Dataset excerpt:

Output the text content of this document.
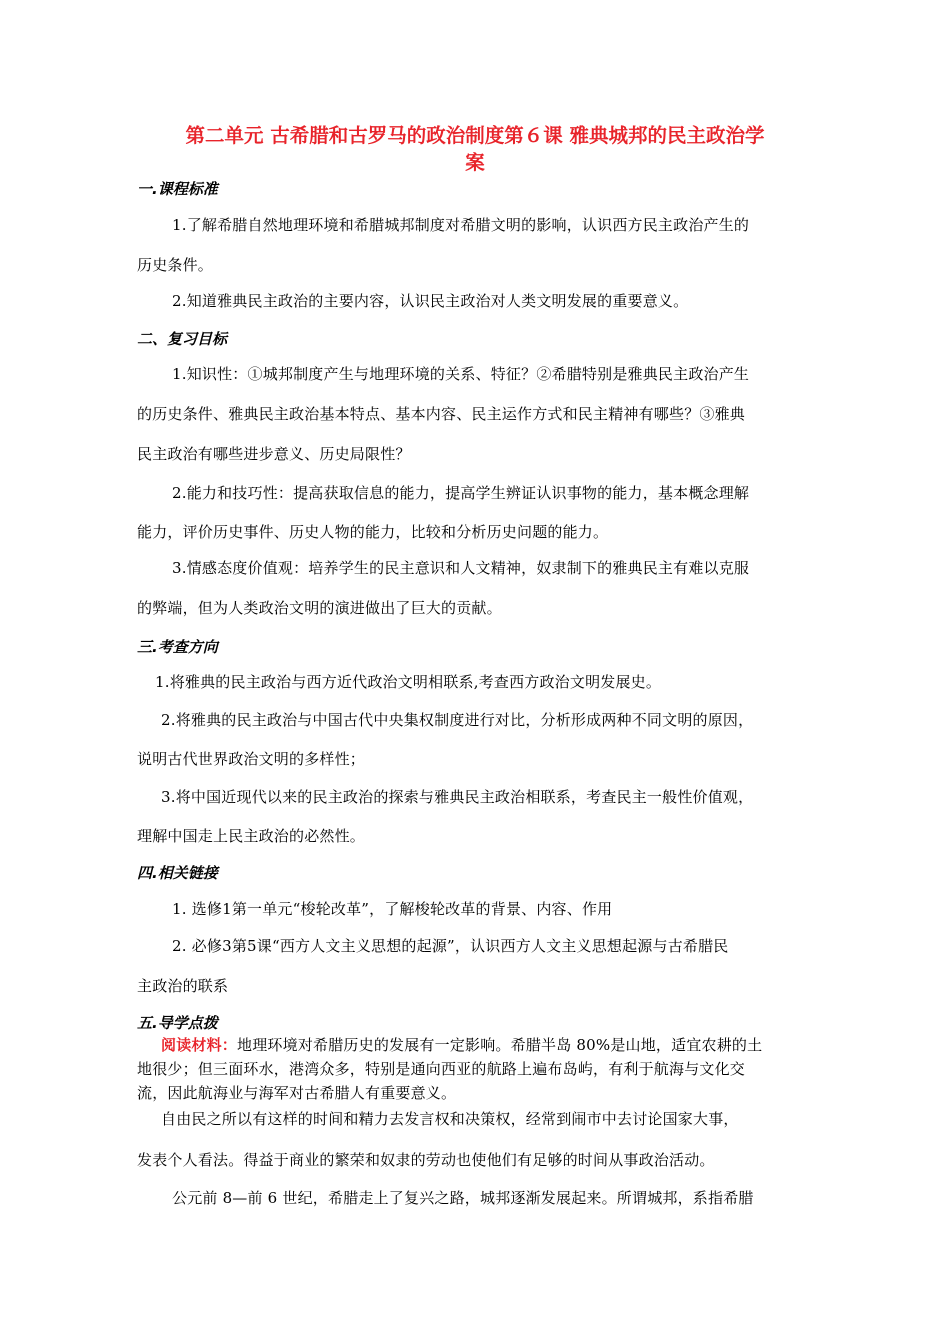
第二单元 古希腊和古罗马的政治制度第６课 雅典城邦的民主政治学
案
一.课程标准
1.了解希腊自然地理环境和希腊城邦制度对希腊文明的影响，认识西方民主政治产生的
历史条件。
2.知道雅典民主政治的主要内容，认识民主政治对人类文明发展的重要意义。
二、复习目标
1.知识性：①城邦制度产生与地理环境的关系、特征？②希腊特别是雅典民主政治产生
的历史条件、雅典民主政治基本特点、基本内容、民主运作方式和民主精神有哪些？③雅典
民主政治有哪些进步意义、历史局限性？
2.能力和技巧性：提高获取信息的能力，提高学生辨证认识事物的能力，基本概念理解
能力，评价历史事件、历史人物的能力，比较和分析历史问题的能力。
3.情感态度价值观：培养学生的民主意识和人文精神，奴隶制下的雅典民主有难以克服
的弊端，但为人类政治文明的演进做出了巨大的贡献。
三.考查方向
1.将雅典的民主政治与西方近代政治文明相联系,考查西方政治文明发展史。
2.将雅典的民主政治与中国古代中央集权制度进行对比，分析形成两种不同文明的原因，
说明古代世界政治文明的多样性；
3.将中国近现代以来的民主政治的探索与雅典民主政治相联系，考查民主一般性价值观，
理解中国走上民主政治的必然性。
四.相关链接
1. 选修1第一单元“梭轮改革”，了解梭轮改革的背景、内容、作用
2. 必修3第5课“西方人文主义思想的起源”，认识西方人文主义思想起源与古希腊民
主政治的联系
五.导学点拨
阅读材料：地理环境对希腊历史的发展有一定影响。希腊半岛 80%是山地，适宜农耕的土
地很少；但三面环水，港湾众多，特别是通向西亚的航路上遍布岛屿，有利于航海与文化交
流，因此航海业与海军对古希腊人有重要意义。
自由民之所以有这样的时间和精力去发言权和决策权，经常到闹市中去讨论国家大事，
发表个人看法。得益于商业的繁荣和奴隶的劳动也使他们有足够的时间从事政治活动。
公元前 8—前 6 世纪，希腊走上了复兴之路，城邦逐渐发展起来。所谓城邦，系指希腊
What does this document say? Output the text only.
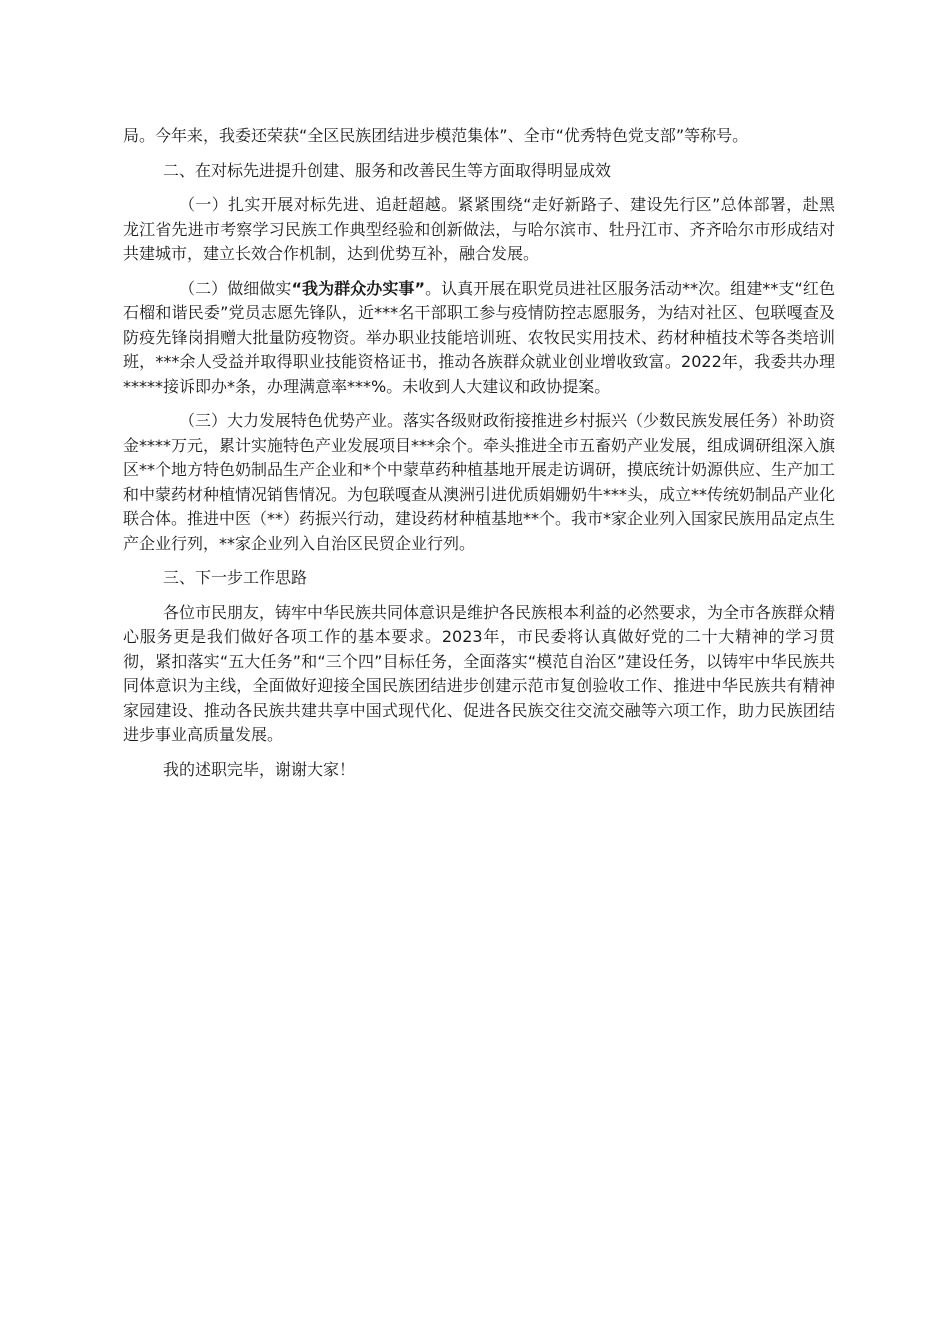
局。今年来，我委还荣获“全区民族团结进步模范集体”、全市“优秀特色党支部”等称号。

二、在对标先进提升创建、服务和改善民生等方面取得明显成效

（一）扎实开展对标先进、追赶超越。紧紧围绕“走好新路子、建设先行区”总体部署，赴黑龙江省先进市考察学习民族工作典型经验和创新做法，与哈尔滨市、牡丹江市、齐齐哈尔市形成结对共建城市，建立长效合作机制，达到优势互补，融合发展。

（二）做细做实“我为群众办实事”。认真开展在职党员进社区服务活动**次。组建**支“红色石榴和谐民委”党员志愿先锋队，近***名干部职工参与疫情防控志愿服务，为结对社区、包联嘎查及防疫先锋岗捐赠大批量防疫物资。举办职业技能培训班、农牧民实用技术、药材种植技术等各类培训班，***余人受益并取得职业技能资格证书，推动各族群众就业创业增收致富。2022年，我委共办理*****接诉即办*条，办理满意率***%。未收到人大建议和政协提案。

（三）大力发展特色优势产业。落实各级财政衔接推进乡村振兴（少数民族发展任务）补助资金****万元，累计实施特色产业发展项目***余个。牵头推进全市五畜奶产业发展，组成调研组深入旗区**个地方特色奶制品生产企业和*个中蒙草药种植基地开展走访调研，摸底统计奶源供应、生产加工和中蒙药材种植情况销售情况。为包联嘎查从澳洲引进优质娟姗奶牛***头，成立**传统奶制品产业化联合体。推进中医（**）药振兴行动，建设药材种植基地**个。我市*家企业列入国家民族用品定点生产企业行列，**家企业列入自治区民贸企业行列。

三、下一步工作思路

各位市民朋友，铸牢中华民族共同体意识是维护各民族根本利益的必然要求，为全市各族群众精心服务更是我们做好各项工作的基本要求。2023年，市民委将认真做好党的二十大精神的学习贯彻，紧扣落实“五大任务”和“三个四”目标任务，全面落实“模范自治区”建设任务，以铸牢中华民族共同体意识为主线，全面做好迎接全国民族团结进步创建示范市复创验收工作、推进中华民族共有精神家园建设、推动各民族共建共享中国式现代化、促进各民族交往交流交融等六项工作，助力民族团结进步事业高质量发展。

我的述职完毕，谢谢大家！
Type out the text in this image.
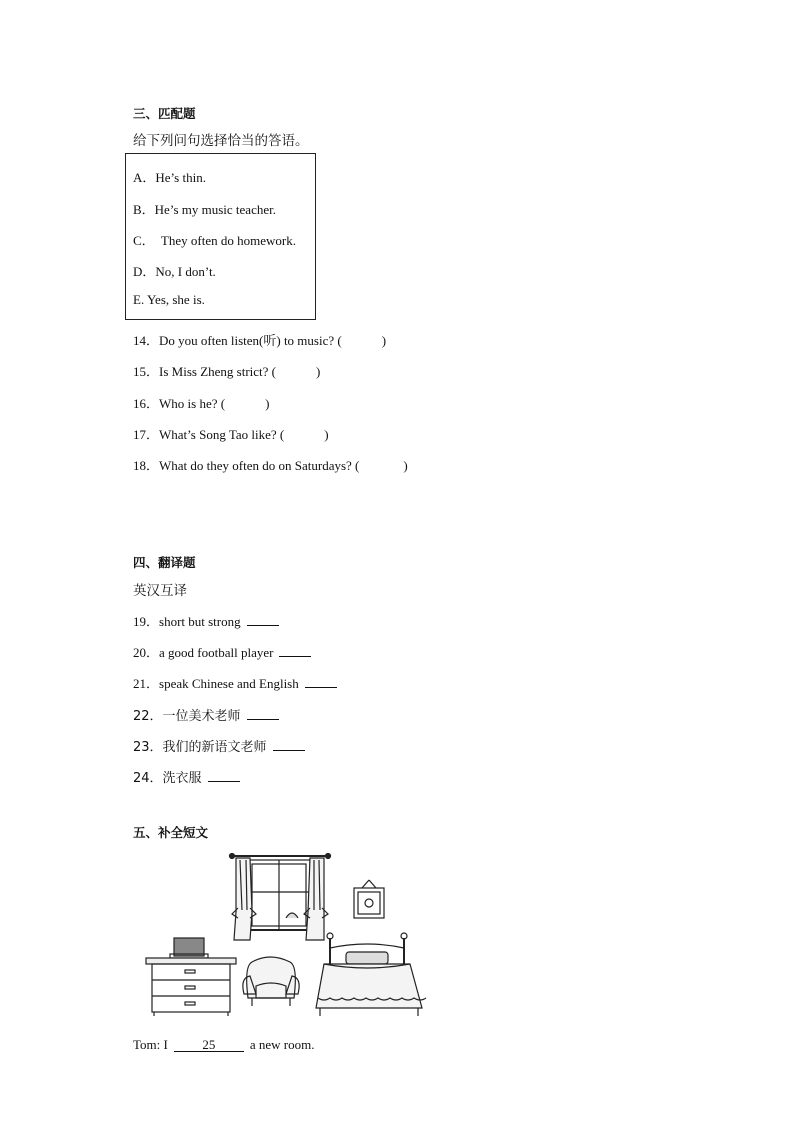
三、匹配题
给下列问句选择恰当的答语。
A．He’s thin.
B．He’s my music teacher.
C．  They often do homework.
D．No, I don’t.
E. Yes, she is.
14．Do you often listen(听) to music? (	)
15．Is Miss Zheng strict? (	)
16．Who is he? (	)
17．What’s Song Tao like? (	)
18．What do they often do on Saturdays? (	)
四、翻译题
英汉互译
19．short but strong
20．a good football player
21．speak Chinese and English
22．一位美术老师
23．我们的新语文老师
24．洗衣服
五、补全短文
Tom: I	25	a new room.
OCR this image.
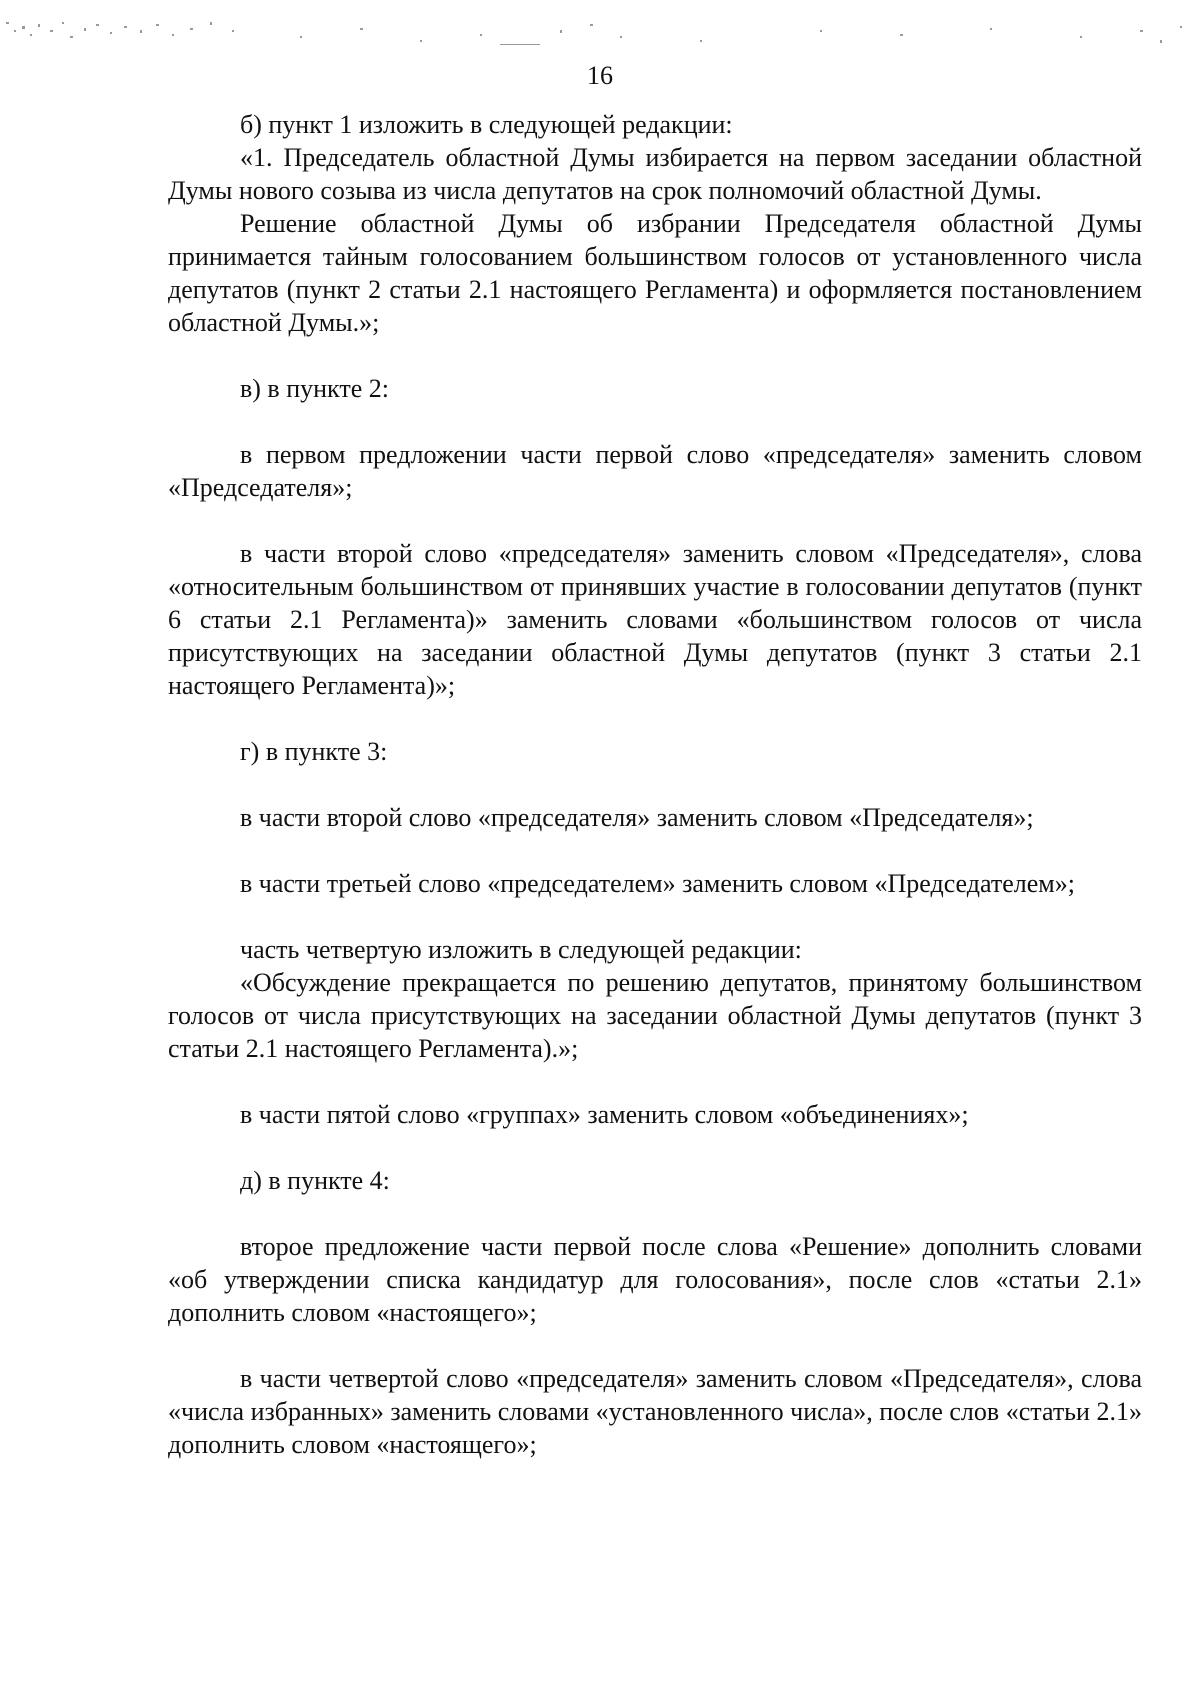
16

б) пункт 1 изложить в следующей редакции:

«1. Председатель областной Думы избирается на первом заседании областной Думы нового созыва из числа депутатов на срок полномочий областной Думы.

Решение областной Думы об избрании Председателя областной Думы принимается тайным голосованием большинством голосов от установленного числа депутатов (пункт 2 статьи 2.1 настоящего Регламента) и оформляется постановлением областной Думы.»;

в) в пункте 2:

в первом предложении части первой слово «председателя» заменить словом «Председателя»;

в части второй слово «председателя» заменить словом «Председателя», слова «относительным большинством от принявших участие в голосовании депутатов (пункт 6 статьи 2.1 Регламента)» заменить словами «большинством голосов от числа присутствующих на заседании областной Думы депутатов (пункт 3 статьи 2.1 настоящего Регламента)»;

г) в пункте 3:

в части второй слово «председателя» заменить словом «Председателя»;

в части третьей слово «председателем» заменить словом «Председателем»;

часть четвертую изложить в следующей редакции:

«Обсуждение прекращается по решению депутатов, принятому большинством голосов от числа присутствующих на заседании областной Думы депутатов (пункт 3 статьи 2.1 настоящего Регламента).»;

в части пятой слово «группах» заменить словом «объединениях»;

д) в пункте 4:

второе предложение части первой после слова «Решение» дополнить словами «об утверждении списка кандидатур для голосования», после слов «статьи 2.1» дополнить словом «настоящего»;

в части четвертой слово «председателя» заменить словом «Председателя», слова «числа избранных» заменить словами «установленного числа», после слов «статьи 2.1» дополнить словом «настоящего»;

Exercise: Collect each line containing the string "слова".

Correct result:
в части второй слово «председателя» заменить словом «Председателя», слова «относительным большинством от принявших участие в голосовании депутатов (пункт 6 статьи 2.1 Регламента)» заменить словами «большинством голосов от числа присутствующих на заседании областной Думы депутатов (пункт 3 статьи 2.1 настоящего Регламента)»;
второе предложение части первой после слова «Решение» дополнить словами «об утверждении списка кандидатур для голосования», после слов «статьи 2.1» дополнить словом «настоящего»;
в части четвертой слово «председателя» заменить словом «Председателя», слова «числа избранных» заменить словами «установленного числа», после слов «статьи 2.1» дополнить словом «настоящего»;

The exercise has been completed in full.